## Begin Task inputs

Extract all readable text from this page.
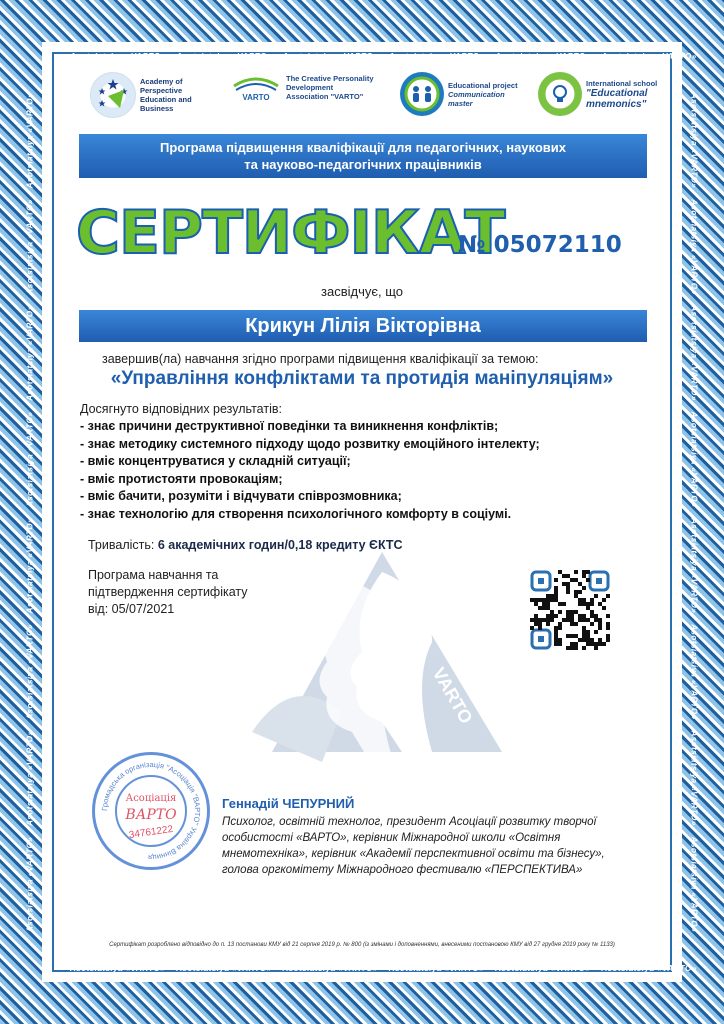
Asotsiatsiya «VARTO» Asotsiatsiya «VARTO» Asotsiatsiya «VARTO» Asotsiatsiya «VARTO» Asotsiatsiya «VARTO» Asotsiatsiya «VARTO»
Asotsiatsiya «VARTO» Asotsiatsiya «VARTO» Asotsiatsiya «VARTO» Asotsiatsiya «VARTO» Asotsiatsiya «VARTO» Asotsiatsiya «VARTO»
Asotsiatsiya «VARTO»    Asotsiatsiya «VARTO»    Asotsiatsiya «VARTO»    Asotsiatsiya «VARTO»    Asotsiatsiya «VARTO»    Asotsiatsiya «VARTO»    Asotsiatsiya «VARTO»    Asotsiatsiya «VARTO»	Asotsiatsiya «VARTO»    Asotsiatsiya «VARTO»    Asotsiatsiya «VARTO»    Asotsiatsiya «VARTO»    Asotsiatsiya «VARTO»    Asotsiatsiya «VARTO»    Asotsiatsiya «VARTO»    Asotsiatsiya «VARTO»
Academy of
Perspective
Education and
Business
VARTO
The Creative Personality
Development
Association "VARTO"
Educational project
Communication
master
International school
"Educational
mnemonics"
Програма підвищення кваліфікації для педагогічних, наукових
та науково-педагогічних працівників
СЕРТИФІКАТ
№ 05072110
засвідчує, що
Крикун Лілія Вікторівна
завершив(ла) навчання згідно програми підвищення кваліфікації за темою:
«Управління конфліктами та протидія маніпуляціям»
Досягнуто відповідних результатів:
- знає причини деструктивної поведінки та виникнення конфліктів;
- знає методику системного підходу щодо розвитку емоційного інтелекту;
- вміє концентруватися у складній ситуації;
- вміє протистояти провокаціям;
- вміє бачити, розуміти і відчувати співрозмовника;
- знає технологію для створення психологічного комфорту в соціумі.
Тривалість: 6 академічних годин/0,18 кредиту ЄКТС
Asotsiatsiya
VARTO
Програма навчання та
підтвердження сертифікату
від: 05/07/2021
Громадська організація "Асоціація "ВАРТО" Україна Вінниця
Асоціація
ВАРТО
34761222
Геннадій ЧЕПУРНИЙ
Психолог, освітній технолог, президент Асоціації розвитку творчої
особистості «ВАРТО», керівник Міжнародної школи «Освітня
мнемотехніка», керівник «Академії перспективної освіти та бізнесу»,
голова оргкомітету Міжнародного фестивалю «ПЕРСПЕКТИВА»
Сертифікат розроблено відповідно до п. 13 постанови КМУ від 21 серпня 2019 р. № 800 (із змінами і доповненнями, внесеними постановою КМУ від 27 грудня 2019 року № 1133)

## End Task inputs

◆ Problem to work on ◆
Each entry above is to be written out again unchanged, apart from the pictures, which are left out.

◆ Written answer ◆
Extract all readable text from this page.
Asotsiatsiya «VARTO» Asotsiatsiya «VARTO» Asotsiatsiya «VARTO» Asotsiatsiya «VARTO» Asotsiatsiya «VARTO» Asotsiatsiya «VARTO»
Asotsiatsiya «VARTO» Asotsiatsiya «VARTO» Asotsiatsiya «VARTO» Asotsiatsiya «VARTO» Asotsiatsiya «VARTO» Asotsiatsiya «VARTO»
Asotsiatsiya «VARTO»    Asotsiatsiya «VARTO»    Asotsiatsiya «VARTO»    Asotsiatsiya «VARTO»    Asotsiatsiya «VARTO»    Asotsiatsiya «VARTO»    Asotsiatsiya «VARTO»    Asotsiatsiya «VARTO»	Asotsiatsiya «VARTO»    Asotsiatsiya «VARTO»    Asotsiatsiya «VARTO»    Asotsiatsiya «VARTO»    Asotsiatsiya «VARTO»    Asotsiatsiya «VARTO»    Asotsiatsiya «VARTO»    Asotsiatsiya «VARTO»
Academy of
Perspective
Education and
Business
VARTO
The Creative Personality
Development
Association "VARTO"
Educational project
Communication
master
International school
"Educational
mnemonics"
Програма підвищення кваліфікації для педагогічних, наукових
та науково-педагогічних працівників
СЕРТИФІКАТ
№ 05072110
засвідчує, що
Крикун Лілія Вікторівна
завершив(ла) навчання згідно програми підвищення кваліфікації за темою:
«Управління конфліктами та протидія маніпуляціям»
Досягнуто відповідних результатів:
- знає причини деструктивної поведінки та виникнення конфліктів;
- знає методику системного підходу щодо розвитку емоційного інтелекту;
- вміє концентруватися у складній ситуації;
- вміє протистояти провокаціям;
- вміє бачити, розуміти і відчувати співрозмовника;
- знає технологію для створення психологічного комфорту в соціумі.
Тривалість: 6 академічних годин/0,18 кредиту ЄКТС
Asotsiatsiya
VARTO
Програма навчання та
підтвердження сертифікату
від: 05/07/2021
Громадська організація "Асоціація "ВАРТО" Україна Вінниця
Асоціація
ВАРТО
34761222
Геннадій ЧЕПУРНИЙ
Психолог, освітній технолог, президент Асоціації розвитку творчої
особистості «ВАРТО», керівник Міжнародної школи «Освітня
мнемотехніка», керівник «Академії перспективної освіти та бізнесу»,
голова оргкомітету Міжнародного фестивалю «ПЕРСПЕКТИВА»
Сертифікат розроблено відповідно до п. 13 постанови КМУ від 21 серпня 2019 р. № 800 (із змінами і доповненнями, внесеними постановою КМУ від 27 грудня 2019 року № 1133)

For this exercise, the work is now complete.